GIVEN PROBLEM:
Scan the material and copy every line in which "code" appears.

(Records excerpted from a collection)
···

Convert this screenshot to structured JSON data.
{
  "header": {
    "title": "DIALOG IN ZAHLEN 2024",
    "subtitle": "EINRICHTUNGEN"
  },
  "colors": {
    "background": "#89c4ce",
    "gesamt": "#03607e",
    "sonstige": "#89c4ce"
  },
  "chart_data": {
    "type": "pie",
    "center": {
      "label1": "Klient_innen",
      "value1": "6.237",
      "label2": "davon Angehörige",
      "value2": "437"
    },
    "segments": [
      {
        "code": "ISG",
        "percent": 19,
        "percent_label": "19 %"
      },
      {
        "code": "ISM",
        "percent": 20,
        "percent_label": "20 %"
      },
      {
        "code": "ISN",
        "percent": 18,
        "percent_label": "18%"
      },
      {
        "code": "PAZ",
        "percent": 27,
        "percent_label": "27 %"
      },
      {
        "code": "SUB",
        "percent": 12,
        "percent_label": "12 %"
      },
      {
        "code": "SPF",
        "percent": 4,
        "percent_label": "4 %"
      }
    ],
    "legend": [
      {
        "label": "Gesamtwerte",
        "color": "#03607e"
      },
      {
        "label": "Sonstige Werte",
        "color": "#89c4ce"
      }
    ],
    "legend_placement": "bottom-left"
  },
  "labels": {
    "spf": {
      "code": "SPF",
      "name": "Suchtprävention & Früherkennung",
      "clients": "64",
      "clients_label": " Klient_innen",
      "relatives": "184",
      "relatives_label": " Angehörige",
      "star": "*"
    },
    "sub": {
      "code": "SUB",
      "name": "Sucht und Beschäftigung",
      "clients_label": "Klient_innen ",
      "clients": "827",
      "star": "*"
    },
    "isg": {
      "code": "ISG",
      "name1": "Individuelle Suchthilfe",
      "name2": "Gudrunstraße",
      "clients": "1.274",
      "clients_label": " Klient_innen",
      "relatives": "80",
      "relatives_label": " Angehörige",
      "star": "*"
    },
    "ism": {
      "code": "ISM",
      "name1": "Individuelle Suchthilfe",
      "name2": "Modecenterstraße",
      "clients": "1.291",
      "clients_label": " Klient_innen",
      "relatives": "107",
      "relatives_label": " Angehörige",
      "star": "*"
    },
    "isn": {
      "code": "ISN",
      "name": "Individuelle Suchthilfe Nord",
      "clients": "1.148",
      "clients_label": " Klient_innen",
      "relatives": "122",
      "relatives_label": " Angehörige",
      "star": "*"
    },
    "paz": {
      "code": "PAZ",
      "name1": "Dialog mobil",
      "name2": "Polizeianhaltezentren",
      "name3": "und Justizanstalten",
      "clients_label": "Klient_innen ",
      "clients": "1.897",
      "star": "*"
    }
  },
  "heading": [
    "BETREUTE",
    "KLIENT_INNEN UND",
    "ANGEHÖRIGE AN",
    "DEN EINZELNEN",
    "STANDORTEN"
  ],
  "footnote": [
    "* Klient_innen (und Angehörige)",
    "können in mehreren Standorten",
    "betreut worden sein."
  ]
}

···

EXERCISE RESULT:
        "code": "ISG",
        "code": "ISM",
        "code": "ISN",
        "code": "PAZ",
        "code": "SUB",
        "code": "SPF",
      "code": "SPF",
      "code": "SUB",
      "code": "ISG",
      "code": "ISM",
      "code": "ISN",
      "code": "PAZ",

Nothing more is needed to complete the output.